▶ STORED ROWS
------------------------------------------------

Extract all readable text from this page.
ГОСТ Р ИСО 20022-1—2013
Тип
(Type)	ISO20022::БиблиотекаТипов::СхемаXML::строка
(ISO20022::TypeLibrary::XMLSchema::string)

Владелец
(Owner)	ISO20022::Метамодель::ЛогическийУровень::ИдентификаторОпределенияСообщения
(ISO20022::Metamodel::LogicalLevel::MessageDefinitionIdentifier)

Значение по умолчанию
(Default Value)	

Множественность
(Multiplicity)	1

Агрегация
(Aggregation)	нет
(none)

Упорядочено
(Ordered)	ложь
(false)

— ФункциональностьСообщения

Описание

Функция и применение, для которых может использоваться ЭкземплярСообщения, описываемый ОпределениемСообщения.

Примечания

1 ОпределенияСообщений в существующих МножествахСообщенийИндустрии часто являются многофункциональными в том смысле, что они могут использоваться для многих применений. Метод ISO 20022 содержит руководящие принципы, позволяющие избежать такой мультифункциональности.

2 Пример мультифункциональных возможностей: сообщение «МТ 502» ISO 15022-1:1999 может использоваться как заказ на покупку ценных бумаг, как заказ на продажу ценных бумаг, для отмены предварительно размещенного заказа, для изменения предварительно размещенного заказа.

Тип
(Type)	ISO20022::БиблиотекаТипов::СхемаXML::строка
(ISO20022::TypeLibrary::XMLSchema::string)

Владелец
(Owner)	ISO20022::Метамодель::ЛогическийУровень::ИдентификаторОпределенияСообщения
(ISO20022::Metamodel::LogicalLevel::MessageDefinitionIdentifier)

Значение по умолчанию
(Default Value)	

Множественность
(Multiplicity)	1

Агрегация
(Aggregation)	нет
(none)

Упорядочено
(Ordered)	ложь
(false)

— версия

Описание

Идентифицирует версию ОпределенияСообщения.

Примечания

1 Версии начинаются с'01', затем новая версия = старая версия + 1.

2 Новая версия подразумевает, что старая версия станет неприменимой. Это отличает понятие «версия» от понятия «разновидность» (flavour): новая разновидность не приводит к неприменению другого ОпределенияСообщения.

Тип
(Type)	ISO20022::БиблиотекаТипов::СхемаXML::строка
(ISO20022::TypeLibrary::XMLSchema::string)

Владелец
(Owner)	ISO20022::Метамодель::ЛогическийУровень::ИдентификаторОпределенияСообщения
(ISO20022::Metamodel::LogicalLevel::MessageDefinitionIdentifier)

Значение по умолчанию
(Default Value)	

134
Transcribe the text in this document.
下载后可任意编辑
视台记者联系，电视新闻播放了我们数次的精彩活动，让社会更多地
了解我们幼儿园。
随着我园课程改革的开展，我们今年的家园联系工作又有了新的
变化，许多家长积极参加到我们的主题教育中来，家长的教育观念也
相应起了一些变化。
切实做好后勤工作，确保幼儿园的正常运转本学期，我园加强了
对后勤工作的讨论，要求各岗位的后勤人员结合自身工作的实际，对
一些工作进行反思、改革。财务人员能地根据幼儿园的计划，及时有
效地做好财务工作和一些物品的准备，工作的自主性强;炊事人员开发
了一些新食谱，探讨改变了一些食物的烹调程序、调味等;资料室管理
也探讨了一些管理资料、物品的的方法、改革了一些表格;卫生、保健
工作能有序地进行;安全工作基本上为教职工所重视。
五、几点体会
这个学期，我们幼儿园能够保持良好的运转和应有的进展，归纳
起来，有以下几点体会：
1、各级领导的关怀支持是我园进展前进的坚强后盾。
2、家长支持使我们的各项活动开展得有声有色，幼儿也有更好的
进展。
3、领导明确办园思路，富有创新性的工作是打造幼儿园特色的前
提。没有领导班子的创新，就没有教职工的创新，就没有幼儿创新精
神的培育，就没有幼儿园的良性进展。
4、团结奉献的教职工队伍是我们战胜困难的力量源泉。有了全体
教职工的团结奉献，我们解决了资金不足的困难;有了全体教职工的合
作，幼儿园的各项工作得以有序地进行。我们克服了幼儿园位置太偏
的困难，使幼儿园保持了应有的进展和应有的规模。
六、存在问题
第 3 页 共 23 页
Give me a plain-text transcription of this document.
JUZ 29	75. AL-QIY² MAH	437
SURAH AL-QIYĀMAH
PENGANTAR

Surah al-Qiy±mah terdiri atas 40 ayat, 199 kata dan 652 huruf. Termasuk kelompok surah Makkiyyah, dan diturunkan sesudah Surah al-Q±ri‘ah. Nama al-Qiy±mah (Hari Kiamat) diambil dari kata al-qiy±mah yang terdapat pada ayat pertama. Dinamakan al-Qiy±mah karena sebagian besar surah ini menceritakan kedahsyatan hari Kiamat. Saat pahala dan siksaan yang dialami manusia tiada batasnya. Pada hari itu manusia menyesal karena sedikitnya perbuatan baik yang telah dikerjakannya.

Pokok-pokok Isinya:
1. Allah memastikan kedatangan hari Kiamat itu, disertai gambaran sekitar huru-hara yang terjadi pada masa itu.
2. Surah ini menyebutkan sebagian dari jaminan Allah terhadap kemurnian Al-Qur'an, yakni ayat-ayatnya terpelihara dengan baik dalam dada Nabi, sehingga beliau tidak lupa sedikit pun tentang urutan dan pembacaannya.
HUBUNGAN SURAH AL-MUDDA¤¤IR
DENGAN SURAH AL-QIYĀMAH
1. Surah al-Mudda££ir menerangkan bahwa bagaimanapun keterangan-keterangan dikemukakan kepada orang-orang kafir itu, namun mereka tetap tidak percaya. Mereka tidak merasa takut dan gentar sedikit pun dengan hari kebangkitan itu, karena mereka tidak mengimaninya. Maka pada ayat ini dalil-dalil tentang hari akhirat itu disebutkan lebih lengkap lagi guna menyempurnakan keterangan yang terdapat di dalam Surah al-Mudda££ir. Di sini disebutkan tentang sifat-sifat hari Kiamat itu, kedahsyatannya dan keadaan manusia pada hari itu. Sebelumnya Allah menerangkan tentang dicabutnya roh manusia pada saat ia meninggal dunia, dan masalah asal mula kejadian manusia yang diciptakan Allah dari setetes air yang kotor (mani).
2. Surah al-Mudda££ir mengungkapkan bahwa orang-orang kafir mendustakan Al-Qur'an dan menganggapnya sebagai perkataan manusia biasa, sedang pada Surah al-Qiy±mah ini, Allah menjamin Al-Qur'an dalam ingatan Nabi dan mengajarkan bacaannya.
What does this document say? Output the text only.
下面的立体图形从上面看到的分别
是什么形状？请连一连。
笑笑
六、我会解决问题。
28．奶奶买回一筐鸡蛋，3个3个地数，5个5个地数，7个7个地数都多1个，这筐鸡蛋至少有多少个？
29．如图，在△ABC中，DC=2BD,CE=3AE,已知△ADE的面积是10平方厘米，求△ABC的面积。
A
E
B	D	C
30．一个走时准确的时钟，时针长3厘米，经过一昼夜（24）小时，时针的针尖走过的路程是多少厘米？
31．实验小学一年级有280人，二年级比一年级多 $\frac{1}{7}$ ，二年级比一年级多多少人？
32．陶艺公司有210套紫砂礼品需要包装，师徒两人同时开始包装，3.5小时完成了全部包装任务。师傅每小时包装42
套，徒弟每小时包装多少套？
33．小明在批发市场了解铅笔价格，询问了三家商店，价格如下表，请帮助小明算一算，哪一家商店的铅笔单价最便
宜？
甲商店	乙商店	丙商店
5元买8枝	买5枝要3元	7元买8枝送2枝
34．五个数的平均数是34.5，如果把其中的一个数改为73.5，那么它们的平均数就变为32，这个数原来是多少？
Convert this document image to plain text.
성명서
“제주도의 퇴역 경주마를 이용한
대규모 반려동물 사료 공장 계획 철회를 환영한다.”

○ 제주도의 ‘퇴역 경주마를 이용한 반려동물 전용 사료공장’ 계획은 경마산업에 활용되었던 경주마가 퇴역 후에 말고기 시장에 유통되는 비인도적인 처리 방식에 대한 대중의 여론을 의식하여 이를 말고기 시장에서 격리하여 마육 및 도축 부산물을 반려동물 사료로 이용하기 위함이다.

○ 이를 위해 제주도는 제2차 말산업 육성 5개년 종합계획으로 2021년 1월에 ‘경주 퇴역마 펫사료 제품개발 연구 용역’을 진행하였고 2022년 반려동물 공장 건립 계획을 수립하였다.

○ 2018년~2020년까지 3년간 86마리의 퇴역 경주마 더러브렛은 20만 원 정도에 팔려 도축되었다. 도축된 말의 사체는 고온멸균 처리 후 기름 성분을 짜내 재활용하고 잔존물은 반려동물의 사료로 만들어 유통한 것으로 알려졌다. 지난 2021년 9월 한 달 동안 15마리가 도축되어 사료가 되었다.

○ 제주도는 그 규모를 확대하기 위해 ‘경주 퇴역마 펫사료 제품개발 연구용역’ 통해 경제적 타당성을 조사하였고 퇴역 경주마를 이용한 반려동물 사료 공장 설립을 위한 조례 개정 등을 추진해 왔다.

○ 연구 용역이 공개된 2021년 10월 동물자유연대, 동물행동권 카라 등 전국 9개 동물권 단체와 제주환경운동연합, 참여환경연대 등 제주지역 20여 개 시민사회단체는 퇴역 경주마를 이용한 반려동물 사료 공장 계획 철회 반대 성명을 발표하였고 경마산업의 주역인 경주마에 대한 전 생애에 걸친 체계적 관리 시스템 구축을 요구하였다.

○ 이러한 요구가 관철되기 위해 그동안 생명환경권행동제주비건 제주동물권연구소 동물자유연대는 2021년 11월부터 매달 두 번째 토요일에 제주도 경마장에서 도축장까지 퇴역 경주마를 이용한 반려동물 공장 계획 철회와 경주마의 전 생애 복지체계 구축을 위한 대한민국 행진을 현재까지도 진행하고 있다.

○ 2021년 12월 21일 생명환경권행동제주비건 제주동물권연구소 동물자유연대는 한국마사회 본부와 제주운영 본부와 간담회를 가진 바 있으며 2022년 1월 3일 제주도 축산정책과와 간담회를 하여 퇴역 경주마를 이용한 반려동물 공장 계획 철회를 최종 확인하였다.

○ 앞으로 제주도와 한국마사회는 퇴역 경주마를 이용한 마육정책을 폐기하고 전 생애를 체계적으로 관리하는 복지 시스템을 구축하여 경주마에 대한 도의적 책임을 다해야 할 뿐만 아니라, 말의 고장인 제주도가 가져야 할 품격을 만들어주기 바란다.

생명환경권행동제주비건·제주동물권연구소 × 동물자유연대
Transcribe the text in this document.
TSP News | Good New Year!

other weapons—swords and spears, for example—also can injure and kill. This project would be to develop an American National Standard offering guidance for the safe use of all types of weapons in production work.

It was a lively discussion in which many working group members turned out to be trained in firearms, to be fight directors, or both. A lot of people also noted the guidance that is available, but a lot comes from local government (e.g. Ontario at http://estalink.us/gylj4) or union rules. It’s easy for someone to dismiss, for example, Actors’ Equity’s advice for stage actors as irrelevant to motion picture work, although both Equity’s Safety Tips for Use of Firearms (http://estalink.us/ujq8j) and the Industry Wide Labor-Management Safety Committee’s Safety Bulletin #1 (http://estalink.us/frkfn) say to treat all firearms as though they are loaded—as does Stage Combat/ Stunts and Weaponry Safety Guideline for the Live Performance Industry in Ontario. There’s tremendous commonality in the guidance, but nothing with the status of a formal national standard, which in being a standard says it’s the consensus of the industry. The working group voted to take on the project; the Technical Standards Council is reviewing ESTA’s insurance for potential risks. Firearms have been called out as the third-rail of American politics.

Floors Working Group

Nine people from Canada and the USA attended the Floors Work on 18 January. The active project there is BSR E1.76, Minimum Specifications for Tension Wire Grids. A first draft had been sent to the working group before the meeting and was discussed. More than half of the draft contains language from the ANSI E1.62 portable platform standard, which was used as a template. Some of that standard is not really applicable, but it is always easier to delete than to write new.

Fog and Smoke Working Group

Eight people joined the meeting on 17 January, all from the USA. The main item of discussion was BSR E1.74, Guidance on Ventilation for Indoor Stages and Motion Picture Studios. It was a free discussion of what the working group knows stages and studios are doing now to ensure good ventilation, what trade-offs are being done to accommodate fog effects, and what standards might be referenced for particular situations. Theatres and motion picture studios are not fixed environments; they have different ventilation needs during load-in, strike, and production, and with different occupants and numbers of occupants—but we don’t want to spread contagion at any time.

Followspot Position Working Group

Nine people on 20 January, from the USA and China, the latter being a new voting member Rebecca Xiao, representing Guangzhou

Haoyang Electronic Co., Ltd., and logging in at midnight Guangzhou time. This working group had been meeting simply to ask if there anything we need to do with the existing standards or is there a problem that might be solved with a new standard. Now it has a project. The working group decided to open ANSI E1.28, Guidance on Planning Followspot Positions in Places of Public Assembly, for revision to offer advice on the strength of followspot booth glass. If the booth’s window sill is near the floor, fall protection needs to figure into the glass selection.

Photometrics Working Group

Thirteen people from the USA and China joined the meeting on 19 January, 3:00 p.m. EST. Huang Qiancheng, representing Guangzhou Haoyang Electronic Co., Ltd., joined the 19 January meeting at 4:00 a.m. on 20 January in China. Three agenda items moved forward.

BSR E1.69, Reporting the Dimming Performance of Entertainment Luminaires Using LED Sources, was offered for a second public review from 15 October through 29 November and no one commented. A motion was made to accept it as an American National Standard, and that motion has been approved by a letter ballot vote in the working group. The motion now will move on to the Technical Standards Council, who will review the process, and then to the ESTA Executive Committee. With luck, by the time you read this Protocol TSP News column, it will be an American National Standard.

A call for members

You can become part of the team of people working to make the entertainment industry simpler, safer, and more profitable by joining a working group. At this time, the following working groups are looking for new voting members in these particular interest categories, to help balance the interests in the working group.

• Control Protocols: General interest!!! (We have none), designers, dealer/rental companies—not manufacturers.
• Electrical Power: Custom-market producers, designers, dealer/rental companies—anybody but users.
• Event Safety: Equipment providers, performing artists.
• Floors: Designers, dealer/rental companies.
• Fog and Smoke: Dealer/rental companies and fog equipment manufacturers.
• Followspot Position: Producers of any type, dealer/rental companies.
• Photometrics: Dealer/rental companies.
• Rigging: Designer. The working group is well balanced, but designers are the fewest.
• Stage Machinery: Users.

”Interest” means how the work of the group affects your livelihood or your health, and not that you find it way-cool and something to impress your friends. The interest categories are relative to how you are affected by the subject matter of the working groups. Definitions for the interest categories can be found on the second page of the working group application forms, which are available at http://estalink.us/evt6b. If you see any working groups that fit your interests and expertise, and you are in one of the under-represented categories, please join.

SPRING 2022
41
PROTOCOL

------------------------------------------------

▶ DIRECTION
List every line above that holds the word "text".

▶ RESPONSE
Extract all readable text from this page.
Transcribe the text in this document.
Give me a plain-text transcription of this document.
What does this document say? Output the text only.
Convert this document image to plain text.
Transcribe the text in this document.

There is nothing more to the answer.